- [WORK TO COMPLETE] Copy all lines that contain the word "Απρίλιος".

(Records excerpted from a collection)
[BEGIN]

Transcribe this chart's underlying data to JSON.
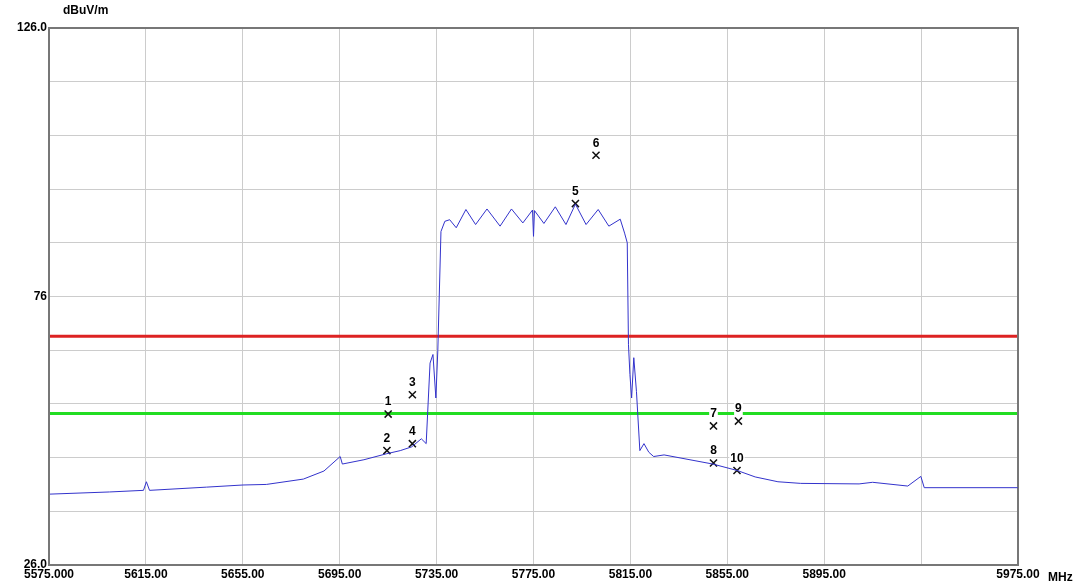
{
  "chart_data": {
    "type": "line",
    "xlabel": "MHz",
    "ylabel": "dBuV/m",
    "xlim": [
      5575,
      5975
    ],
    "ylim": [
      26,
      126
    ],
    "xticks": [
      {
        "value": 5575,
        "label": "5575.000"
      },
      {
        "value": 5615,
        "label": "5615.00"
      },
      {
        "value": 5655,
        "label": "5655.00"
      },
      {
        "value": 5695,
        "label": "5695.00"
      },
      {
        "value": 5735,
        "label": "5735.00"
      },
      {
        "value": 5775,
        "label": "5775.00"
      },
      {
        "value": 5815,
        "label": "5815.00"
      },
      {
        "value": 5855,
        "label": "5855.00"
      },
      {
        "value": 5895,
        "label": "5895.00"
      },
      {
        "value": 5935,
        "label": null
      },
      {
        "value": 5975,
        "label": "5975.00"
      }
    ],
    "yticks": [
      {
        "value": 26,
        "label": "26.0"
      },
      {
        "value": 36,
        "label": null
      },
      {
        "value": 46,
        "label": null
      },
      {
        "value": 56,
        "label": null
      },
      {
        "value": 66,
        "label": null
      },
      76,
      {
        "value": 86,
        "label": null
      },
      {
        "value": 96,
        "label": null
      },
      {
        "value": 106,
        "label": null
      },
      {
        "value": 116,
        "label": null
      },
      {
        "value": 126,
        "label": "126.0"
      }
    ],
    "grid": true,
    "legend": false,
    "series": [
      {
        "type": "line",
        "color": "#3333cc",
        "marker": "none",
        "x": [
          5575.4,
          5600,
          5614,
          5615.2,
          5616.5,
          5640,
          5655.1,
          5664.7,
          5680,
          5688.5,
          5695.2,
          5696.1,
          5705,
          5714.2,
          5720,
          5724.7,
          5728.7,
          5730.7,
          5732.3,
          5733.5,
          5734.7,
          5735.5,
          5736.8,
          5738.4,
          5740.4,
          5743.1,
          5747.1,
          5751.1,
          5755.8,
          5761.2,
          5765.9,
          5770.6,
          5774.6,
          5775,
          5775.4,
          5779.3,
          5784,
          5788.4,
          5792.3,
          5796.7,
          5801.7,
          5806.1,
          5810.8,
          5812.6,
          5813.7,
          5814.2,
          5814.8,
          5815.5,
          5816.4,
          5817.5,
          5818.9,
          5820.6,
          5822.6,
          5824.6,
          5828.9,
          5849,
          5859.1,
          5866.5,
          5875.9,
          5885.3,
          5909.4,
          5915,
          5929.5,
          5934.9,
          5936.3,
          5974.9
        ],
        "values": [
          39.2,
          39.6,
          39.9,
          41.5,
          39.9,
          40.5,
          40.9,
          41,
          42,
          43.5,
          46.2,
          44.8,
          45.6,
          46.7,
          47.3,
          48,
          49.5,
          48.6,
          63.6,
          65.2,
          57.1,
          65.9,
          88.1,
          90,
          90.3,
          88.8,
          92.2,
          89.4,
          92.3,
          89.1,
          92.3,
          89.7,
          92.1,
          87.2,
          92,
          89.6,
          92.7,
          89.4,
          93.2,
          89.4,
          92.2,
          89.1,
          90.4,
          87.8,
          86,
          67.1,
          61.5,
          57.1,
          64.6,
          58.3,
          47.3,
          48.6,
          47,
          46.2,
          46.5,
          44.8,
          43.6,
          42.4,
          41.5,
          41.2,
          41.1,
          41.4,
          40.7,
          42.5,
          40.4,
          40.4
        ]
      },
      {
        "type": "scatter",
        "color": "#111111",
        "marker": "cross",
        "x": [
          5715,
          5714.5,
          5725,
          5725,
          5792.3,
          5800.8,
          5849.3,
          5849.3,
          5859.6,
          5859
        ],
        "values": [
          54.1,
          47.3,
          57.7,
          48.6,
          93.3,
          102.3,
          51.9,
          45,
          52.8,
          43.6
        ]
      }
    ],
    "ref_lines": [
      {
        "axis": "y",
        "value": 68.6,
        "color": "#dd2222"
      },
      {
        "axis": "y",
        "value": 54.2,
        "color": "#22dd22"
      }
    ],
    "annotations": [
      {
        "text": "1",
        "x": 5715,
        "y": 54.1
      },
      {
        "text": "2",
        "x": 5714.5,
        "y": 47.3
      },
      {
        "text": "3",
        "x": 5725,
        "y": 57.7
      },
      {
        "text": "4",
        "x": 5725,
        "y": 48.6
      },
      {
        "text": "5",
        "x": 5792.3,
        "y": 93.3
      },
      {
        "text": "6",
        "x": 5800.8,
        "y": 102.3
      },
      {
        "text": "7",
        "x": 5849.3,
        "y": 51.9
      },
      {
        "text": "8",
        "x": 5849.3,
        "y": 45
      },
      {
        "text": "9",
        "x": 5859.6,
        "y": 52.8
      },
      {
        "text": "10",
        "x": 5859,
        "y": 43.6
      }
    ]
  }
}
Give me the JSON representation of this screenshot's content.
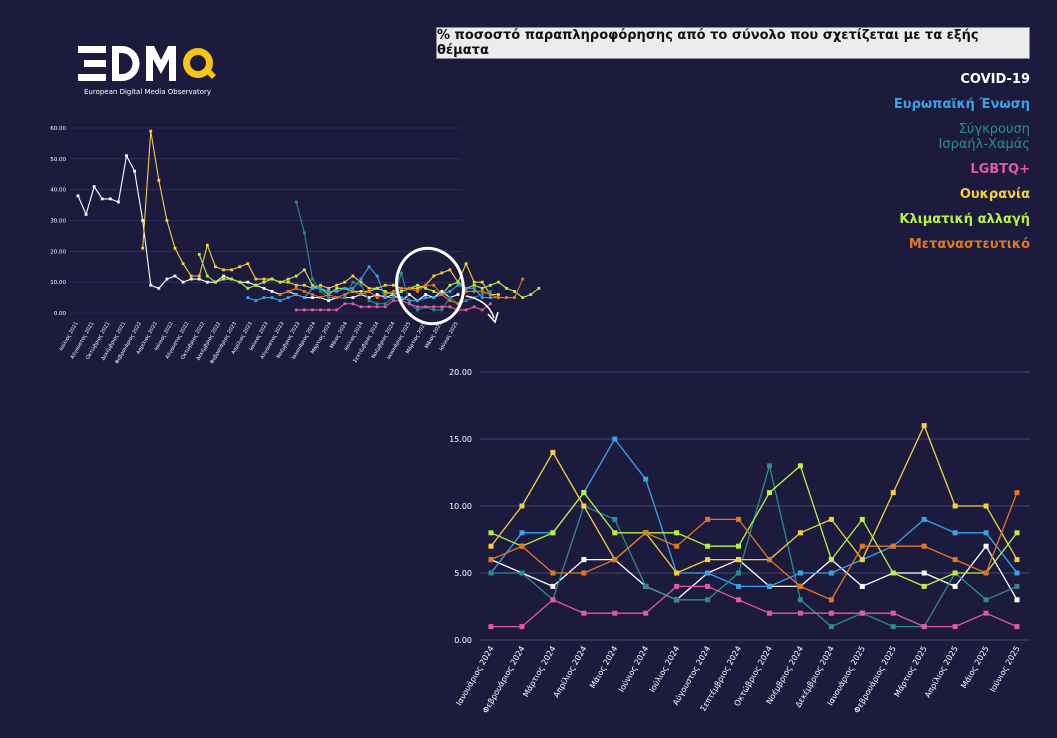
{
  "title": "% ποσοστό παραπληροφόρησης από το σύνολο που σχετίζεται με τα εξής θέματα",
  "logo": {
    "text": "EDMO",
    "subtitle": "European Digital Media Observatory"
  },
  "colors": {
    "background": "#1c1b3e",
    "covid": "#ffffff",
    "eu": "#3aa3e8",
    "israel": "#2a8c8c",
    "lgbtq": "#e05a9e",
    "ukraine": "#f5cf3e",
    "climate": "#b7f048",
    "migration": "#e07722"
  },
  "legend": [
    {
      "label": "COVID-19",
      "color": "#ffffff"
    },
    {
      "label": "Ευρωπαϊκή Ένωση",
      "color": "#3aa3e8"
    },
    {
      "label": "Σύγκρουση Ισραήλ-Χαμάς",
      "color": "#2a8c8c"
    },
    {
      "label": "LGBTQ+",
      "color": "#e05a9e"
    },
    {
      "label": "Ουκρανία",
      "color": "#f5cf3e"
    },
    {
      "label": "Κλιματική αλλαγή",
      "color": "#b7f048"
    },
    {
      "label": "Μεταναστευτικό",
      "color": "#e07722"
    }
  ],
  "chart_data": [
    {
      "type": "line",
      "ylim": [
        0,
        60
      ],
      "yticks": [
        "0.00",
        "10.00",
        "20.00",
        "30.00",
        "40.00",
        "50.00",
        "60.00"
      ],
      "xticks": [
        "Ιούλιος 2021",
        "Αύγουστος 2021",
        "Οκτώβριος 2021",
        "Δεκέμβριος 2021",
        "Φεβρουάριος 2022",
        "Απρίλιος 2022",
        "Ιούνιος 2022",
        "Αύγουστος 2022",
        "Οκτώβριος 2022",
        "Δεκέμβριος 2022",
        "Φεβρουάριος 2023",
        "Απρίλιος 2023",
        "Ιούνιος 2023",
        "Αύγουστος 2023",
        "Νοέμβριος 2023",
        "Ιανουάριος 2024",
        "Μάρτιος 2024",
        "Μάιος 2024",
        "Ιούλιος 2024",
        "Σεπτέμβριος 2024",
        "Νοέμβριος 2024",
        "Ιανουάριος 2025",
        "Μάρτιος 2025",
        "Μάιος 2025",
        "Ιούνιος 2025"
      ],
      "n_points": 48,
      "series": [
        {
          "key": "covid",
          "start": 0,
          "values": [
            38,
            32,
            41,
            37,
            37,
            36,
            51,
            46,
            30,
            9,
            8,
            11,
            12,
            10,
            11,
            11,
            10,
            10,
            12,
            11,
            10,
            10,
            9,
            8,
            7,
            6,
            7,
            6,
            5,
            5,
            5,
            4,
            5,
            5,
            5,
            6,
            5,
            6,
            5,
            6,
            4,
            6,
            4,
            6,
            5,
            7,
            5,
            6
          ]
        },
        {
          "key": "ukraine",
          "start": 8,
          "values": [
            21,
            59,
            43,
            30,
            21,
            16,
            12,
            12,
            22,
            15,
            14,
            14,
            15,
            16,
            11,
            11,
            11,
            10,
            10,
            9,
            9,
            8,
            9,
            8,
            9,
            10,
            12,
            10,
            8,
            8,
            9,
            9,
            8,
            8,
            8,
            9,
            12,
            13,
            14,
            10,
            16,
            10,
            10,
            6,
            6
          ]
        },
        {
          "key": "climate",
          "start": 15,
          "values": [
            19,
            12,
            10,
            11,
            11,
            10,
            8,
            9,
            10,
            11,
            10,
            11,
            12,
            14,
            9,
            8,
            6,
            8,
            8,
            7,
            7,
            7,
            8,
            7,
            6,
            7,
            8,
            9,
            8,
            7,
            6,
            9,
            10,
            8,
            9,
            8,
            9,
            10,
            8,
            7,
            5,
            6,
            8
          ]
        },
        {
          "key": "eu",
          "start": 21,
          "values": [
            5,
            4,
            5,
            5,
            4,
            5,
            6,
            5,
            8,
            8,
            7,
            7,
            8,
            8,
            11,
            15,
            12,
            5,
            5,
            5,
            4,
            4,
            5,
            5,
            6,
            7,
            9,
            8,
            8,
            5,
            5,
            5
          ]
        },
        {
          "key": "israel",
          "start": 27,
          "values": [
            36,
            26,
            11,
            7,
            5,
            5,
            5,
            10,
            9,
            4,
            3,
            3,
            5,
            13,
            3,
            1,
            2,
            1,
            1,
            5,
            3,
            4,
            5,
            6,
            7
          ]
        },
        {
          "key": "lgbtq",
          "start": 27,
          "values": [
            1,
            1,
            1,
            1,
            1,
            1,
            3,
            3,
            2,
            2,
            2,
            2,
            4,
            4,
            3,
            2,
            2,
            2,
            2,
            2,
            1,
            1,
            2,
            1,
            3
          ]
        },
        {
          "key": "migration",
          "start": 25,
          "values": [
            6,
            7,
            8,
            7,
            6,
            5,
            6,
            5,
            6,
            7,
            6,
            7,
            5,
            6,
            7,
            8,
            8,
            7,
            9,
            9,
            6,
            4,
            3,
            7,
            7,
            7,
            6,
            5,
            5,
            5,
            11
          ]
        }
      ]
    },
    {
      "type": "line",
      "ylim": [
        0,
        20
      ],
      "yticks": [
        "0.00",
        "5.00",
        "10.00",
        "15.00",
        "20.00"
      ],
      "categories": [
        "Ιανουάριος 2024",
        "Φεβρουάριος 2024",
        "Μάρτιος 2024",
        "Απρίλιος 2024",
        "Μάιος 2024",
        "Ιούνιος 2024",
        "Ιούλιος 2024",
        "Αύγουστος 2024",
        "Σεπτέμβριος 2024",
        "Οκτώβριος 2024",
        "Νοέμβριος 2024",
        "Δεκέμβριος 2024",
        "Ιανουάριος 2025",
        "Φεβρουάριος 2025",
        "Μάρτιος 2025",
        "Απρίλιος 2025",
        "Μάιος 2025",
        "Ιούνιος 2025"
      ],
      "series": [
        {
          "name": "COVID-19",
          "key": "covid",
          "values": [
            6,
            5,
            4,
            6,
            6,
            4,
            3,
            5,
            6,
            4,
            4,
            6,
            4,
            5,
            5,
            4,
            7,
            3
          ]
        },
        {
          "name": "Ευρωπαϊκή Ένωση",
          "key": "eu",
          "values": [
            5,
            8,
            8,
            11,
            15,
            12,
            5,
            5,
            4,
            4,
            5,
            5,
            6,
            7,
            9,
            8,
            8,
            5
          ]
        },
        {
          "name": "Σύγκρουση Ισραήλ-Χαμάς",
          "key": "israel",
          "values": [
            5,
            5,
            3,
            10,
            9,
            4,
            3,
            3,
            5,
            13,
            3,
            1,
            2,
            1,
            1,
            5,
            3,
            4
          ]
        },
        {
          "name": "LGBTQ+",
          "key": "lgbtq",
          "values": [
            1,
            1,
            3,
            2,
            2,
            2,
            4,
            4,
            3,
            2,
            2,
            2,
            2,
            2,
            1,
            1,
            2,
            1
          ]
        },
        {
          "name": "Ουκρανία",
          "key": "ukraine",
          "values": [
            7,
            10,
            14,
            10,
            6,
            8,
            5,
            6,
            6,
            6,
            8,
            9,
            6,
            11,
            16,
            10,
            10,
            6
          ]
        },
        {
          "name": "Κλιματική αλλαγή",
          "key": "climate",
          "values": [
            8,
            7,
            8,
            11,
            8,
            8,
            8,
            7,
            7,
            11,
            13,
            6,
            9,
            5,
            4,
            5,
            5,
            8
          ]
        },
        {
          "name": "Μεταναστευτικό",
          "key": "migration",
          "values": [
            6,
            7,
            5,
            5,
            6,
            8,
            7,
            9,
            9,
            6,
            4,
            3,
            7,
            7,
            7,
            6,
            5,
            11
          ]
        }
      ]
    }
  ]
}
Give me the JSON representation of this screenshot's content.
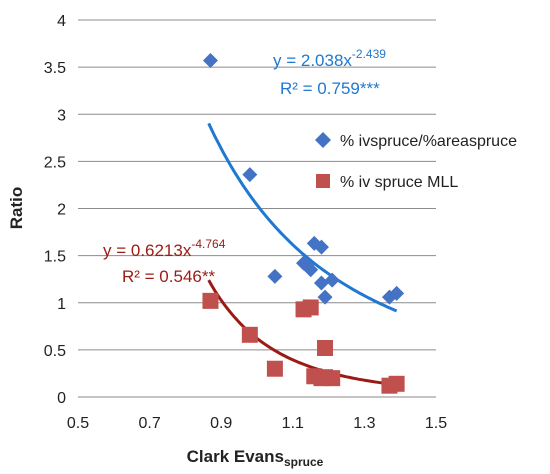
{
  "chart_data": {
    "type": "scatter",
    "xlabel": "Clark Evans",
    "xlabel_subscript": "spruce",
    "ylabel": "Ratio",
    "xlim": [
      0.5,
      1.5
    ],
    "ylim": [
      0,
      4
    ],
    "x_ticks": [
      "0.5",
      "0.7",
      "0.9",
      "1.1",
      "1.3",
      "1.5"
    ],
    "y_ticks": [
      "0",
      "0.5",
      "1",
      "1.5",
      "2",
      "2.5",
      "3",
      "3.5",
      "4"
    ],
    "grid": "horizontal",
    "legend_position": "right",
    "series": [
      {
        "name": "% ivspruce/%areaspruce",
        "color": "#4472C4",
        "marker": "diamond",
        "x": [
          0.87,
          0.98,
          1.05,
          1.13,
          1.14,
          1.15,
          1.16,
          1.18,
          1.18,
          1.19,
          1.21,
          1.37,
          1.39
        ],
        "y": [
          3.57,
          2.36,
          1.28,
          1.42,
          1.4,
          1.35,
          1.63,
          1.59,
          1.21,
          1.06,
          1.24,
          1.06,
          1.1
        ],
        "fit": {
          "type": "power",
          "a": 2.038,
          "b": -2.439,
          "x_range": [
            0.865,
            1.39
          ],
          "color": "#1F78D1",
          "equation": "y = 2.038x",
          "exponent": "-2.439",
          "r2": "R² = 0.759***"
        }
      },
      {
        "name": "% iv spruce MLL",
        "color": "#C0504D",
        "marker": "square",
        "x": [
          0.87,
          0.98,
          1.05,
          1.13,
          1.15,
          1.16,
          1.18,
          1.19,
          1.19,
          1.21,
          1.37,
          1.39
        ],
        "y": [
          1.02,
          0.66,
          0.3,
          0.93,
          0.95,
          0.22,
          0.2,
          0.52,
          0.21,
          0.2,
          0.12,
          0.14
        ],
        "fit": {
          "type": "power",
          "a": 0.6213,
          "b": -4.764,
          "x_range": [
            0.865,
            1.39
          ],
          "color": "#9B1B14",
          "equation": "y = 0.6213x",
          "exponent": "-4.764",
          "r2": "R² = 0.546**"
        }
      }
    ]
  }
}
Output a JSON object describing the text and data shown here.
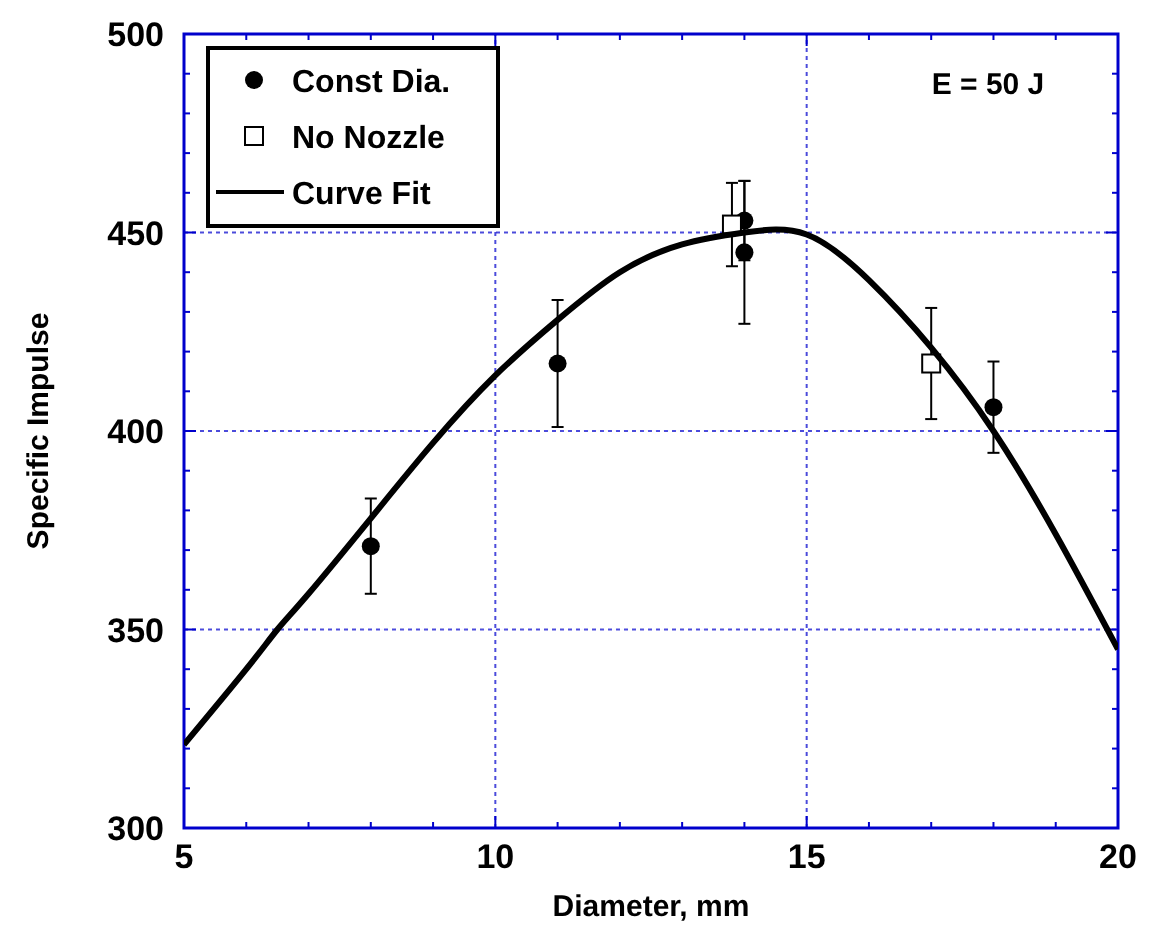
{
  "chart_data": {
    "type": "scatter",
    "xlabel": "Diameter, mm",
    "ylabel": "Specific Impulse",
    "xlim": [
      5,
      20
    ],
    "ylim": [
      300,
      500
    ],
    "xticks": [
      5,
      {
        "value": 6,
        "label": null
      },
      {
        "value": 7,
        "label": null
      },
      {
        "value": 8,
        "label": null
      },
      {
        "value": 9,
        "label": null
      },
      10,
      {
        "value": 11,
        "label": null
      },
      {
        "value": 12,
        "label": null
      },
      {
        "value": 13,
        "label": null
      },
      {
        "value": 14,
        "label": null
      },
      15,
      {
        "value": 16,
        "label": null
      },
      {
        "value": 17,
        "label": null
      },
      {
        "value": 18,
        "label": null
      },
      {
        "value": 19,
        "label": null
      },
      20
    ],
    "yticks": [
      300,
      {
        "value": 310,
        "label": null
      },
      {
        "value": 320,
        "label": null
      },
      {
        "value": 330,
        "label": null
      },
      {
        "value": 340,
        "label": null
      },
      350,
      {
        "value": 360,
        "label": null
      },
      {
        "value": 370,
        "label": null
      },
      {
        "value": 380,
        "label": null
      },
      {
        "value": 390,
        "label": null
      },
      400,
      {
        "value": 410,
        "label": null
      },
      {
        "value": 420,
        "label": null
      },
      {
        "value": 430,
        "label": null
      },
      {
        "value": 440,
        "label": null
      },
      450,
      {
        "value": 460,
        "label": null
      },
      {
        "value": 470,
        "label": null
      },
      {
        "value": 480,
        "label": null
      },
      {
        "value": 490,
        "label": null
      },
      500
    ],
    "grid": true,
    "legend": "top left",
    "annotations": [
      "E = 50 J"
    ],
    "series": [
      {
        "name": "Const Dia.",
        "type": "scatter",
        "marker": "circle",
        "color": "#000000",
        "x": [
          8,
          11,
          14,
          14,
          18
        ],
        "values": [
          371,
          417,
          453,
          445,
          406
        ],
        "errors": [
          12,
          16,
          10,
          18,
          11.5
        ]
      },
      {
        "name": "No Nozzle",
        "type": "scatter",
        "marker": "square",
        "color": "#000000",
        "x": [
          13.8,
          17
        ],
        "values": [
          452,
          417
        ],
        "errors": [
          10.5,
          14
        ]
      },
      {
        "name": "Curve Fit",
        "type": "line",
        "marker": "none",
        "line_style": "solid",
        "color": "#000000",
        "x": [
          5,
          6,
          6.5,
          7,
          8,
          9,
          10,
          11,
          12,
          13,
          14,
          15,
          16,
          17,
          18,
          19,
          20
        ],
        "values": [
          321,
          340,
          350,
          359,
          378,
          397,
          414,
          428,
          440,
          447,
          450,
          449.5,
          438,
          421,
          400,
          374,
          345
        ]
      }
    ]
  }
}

[END]

- [FINISHED EXERCISE]
        "Απρίλιος 2022",
        "Απρίλιος 2023",
        "Απρίλιος 2024",
        "Απρίλιος 2025",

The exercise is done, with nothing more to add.